### [Prompt]
Every record below should be transcribed exactly. Omit the images.
-------- Raw records
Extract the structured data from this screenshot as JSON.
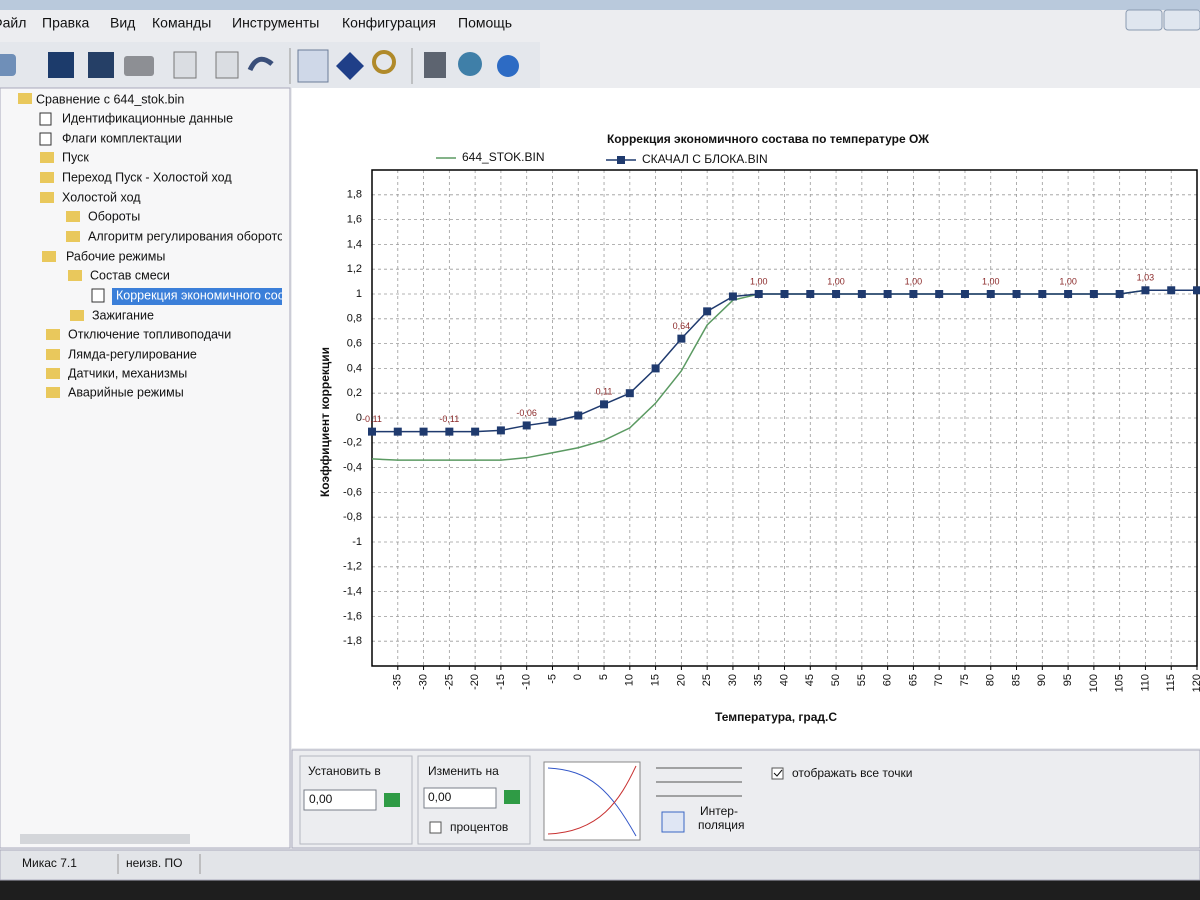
{
  "menu": [
    "Файл",
    "Правка",
    "Вид",
    "Команды",
    "Инструменты",
    "Конфигурация",
    "Помощь"
  ],
  "tree": {
    "items": [
      "Сравнение с 644_stok.bin",
      "Идентификационные данные",
      "Флаги комплектации",
      "Пуск",
      "Переход Пуск - Холостой ход",
      "Холостой ход",
      "Обороты",
      "Алгоритм регулирования оборотов",
      "Рабочие режимы",
      "Состав смеси",
      "Коррекция экономичного состава",
      "Зажигание",
      "Отключение топливоподачи",
      "Лямда-регулирование",
      "Датчики, механизмы",
      "Аварийные режимы"
    ]
  },
  "panel": {
    "set_to_label": "Установить в",
    "set_to_value": "0,00",
    "change_by_label": "Изменить на",
    "change_by_value": "0,00",
    "percent_label": "процентов",
    "interpolation_line1": "Интер-",
    "interpolation_line2": "поляция",
    "show_all_points_label": "отображать все точки"
  },
  "status": [
    "Микас 7.1",
    "неизв. ПО"
  ],
  "chart_data": {
    "type": "line",
    "title": "Коррекция экономичного состава по температуре ОЖ",
    "x_label": "Температура, град.С",
    "y_label": "Коэффициент коррекции",
    "x": [
      -40,
      -35,
      -30,
      -25,
      -20,
      -15,
      -10,
      -5,
      0,
      5,
      10,
      15,
      20,
      25,
      30,
      35,
      40,
      45,
      50,
      55,
      60,
      65,
      70,
      75,
      80,
      85,
      90,
      95,
      100,
      105,
      110,
      115,
      120
    ],
    "series": [
      {
        "name": "644_STOK.BIN",
        "color": "#5b9a62",
        "markers": false,
        "values": [
          -0.33,
          -0.34,
          -0.34,
          -0.34,
          -0.34,
          -0.34,
          -0.32,
          -0.28,
          -0.24,
          -0.18,
          -0.08,
          0.12,
          0.38,
          0.75,
          0.95,
          1,
          1,
          1,
          1,
          1,
          1,
          1,
          1,
          1,
          1,
          1,
          1,
          1,
          1,
          1,
          1.03,
          1.03,
          1.03
        ]
      },
      {
        "name": "СКАЧАЛ С БЛОКА.BIN",
        "color": "#1f3a6e",
        "markers": true,
        "values": [
          -0.11,
          -0.11,
          -0.11,
          -0.11,
          -0.11,
          -0.1,
          -0.06,
          -0.03,
          0.02,
          0.11,
          0.2,
          0.4,
          0.64,
          0.86,
          0.98,
          1,
          1,
          1,
          1,
          1,
          1,
          1,
          1,
          1,
          1,
          1,
          1,
          1,
          1,
          1,
          1.03,
          1.03,
          1.03
        ],
        "value_labels": [
          "-0,11",
          null,
          null,
          "-0,11",
          null,
          null,
          "-0,06",
          null,
          null,
          "0,11",
          null,
          null,
          "0,64",
          null,
          null,
          "1,00",
          null,
          null,
          "1,00",
          null,
          null,
          "1,00",
          null,
          null,
          "1,00",
          null,
          null,
          "1,00",
          null,
          null,
          "1,03",
          null,
          null
        ]
      }
    ],
    "xlim": [
      -40,
      120
    ],
    "xticks": [
      -35,
      -30,
      -25,
      -20,
      -15,
      -10,
      -5,
      0,
      5,
      10,
      15,
      20,
      25,
      30,
      35,
      40,
      45,
      50,
      55,
      60,
      65,
      70,
      75,
      80,
      85,
      90,
      95,
      100,
      105,
      110,
      115,
      120
    ],
    "ylim": [
      -2,
      2
    ],
    "yticks": [
      {
        "value": 1.8,
        "label": "1,8"
      },
      {
        "value": 1.6,
        "label": "1,6"
      },
      {
        "value": 1.4,
        "label": "1,4"
      },
      {
        "value": 1.2,
        "label": "1,2"
      },
      1,
      {
        "value": 0.8,
        "label": "0,8"
      },
      {
        "value": 0.6,
        "label": "0,6"
      },
      {
        "value": 0.4,
        "label": "0,4"
      },
      {
        "value": 0.2,
        "label": "0,2"
      },
      0,
      {
        "value": -0.2,
        "label": "-0,2"
      },
      {
        "value": -0.4,
        "label": "-0,4"
      },
      {
        "value": -0.6,
        "label": "-0,6"
      },
      {
        "value": -0.8,
        "label": "-0,8"
      },
      -1,
      {
        "value": -1.2,
        "label": "-1,2"
      },
      {
        "value": -1.4,
        "label": "-1,4"
      },
      {
        "value": -1.6,
        "label": "-1,6"
      },
      {
        "value": -1.8,
        "label": "-1,8"
      }
    ],
    "grid": true
  }
}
----------------
### [The reply]
Extract the structured data from this screenshot as JSON.
{
  "menu": [
    "Файл",
    "Правка",
    "Вид",
    "Команды",
    "Инструменты",
    "Конфигурация",
    "Помощь"
  ],
  "tree": {
    "items": [
      "Сравнение с 644_stok.bin",
      "Идентификационные данные",
      "Флаги комплектации",
      "Пуск",
      "Переход Пуск - Холостой ход",
      "Холостой ход",
      "Обороты",
      "Алгоритм регулирования оборотов",
      "Рабочие режимы",
      "Состав смеси",
      "Коррекция экономичного состава",
      "Зажигание",
      "Отключение топливоподачи",
      "Лямда-регулирование",
      "Датчики, механизмы",
      "Аварийные режимы"
    ]
  },
  "panel": {
    "set_to_label": "Установить в",
    "set_to_value": "0,00",
    "change_by_label": "Изменить на",
    "change_by_value": "0,00",
    "percent_label": "процентов",
    "interpolation_line1": "Интер-",
    "interpolation_line2": "поляция",
    "show_all_points_label": "отображать все точки"
  },
  "status": [
    "Микас 7.1",
    "неизв. ПО"
  ],
  "chart_data": {
    "type": "line",
    "title": "Коррекция экономичного состава по температуре ОЖ",
    "x_label": "Температура, град.С",
    "y_label": "Коэффициент коррекции",
    "x": [
      -40,
      -35,
      -30,
      -25,
      -20,
      -15,
      -10,
      -5,
      0,
      5,
      10,
      15,
      20,
      25,
      30,
      35,
      40,
      45,
      50,
      55,
      60,
      65,
      70,
      75,
      80,
      85,
      90,
      95,
      100,
      105,
      110,
      115,
      120
    ],
    "series": [
      {
        "name": "644_STOK.BIN",
        "color": "#5b9a62",
        "markers": false,
        "values": [
          -0.33,
          -0.34,
          -0.34,
          -0.34,
          -0.34,
          -0.34,
          -0.32,
          -0.28,
          -0.24,
          -0.18,
          -0.08,
          0.12,
          0.38,
          0.75,
          0.95,
          1,
          1,
          1,
          1,
          1,
          1,
          1,
          1,
          1,
          1,
          1,
          1,
          1,
          1,
          1,
          1.03,
          1.03,
          1.03
        ]
      },
      {
        "name": "СКАЧАЛ С БЛОКА.BIN",
        "color": "#1f3a6e",
        "markers": true,
        "values": [
          -0.11,
          -0.11,
          -0.11,
          -0.11,
          -0.11,
          -0.1,
          -0.06,
          -0.03,
          0.02,
          0.11,
          0.2,
          0.4,
          0.64,
          0.86,
          0.98,
          1,
          1,
          1,
          1,
          1,
          1,
          1,
          1,
          1,
          1,
          1,
          1,
          1,
          1,
          1,
          1.03,
          1.03,
          1.03
        ],
        "value_labels": [
          "-0,11",
          null,
          null,
          "-0,11",
          null,
          null,
          "-0,06",
          null,
          null,
          "0,11",
          null,
          null,
          "0,64",
          null,
          null,
          "1,00",
          null,
          null,
          "1,00",
          null,
          null,
          "1,00",
          null,
          null,
          "1,00",
          null,
          null,
          "1,00",
          null,
          null,
          "1,03",
          null,
          null
        ]
      }
    ],
    "xlim": [
      -40,
      120
    ],
    "xticks": [
      -35,
      -30,
      -25,
      -20,
      -15,
      -10,
      -5,
      0,
      5,
      10,
      15,
      20,
      25,
      30,
      35,
      40,
      45,
      50,
      55,
      60,
      65,
      70,
      75,
      80,
      85,
      90,
      95,
      100,
      105,
      110,
      115,
      120
    ],
    "ylim": [
      -2,
      2
    ],
    "yticks": [
      {
        "value": 1.8,
        "label": "1,8"
      },
      {
        "value": 1.6,
        "label": "1,6"
      },
      {
        "value": 1.4,
        "label": "1,4"
      },
      {
        "value": 1.2,
        "label": "1,2"
      },
      1,
      {
        "value": 0.8,
        "label": "0,8"
      },
      {
        "value": 0.6,
        "label": "0,6"
      },
      {
        "value": 0.4,
        "label": "0,4"
      },
      {
        "value": 0.2,
        "label": "0,2"
      },
      0,
      {
        "value": -0.2,
        "label": "-0,2"
      },
      {
        "value": -0.4,
        "label": "-0,4"
      },
      {
        "value": -0.6,
        "label": "-0,6"
      },
      {
        "value": -0.8,
        "label": "-0,8"
      },
      -1,
      {
        "value": -1.2,
        "label": "-1,2"
      },
      {
        "value": -1.4,
        "label": "-1,4"
      },
      {
        "value": -1.6,
        "label": "-1,6"
      },
      {
        "value": -1.8,
        "label": "-1,8"
      }
    ],
    "grid": true
  }
}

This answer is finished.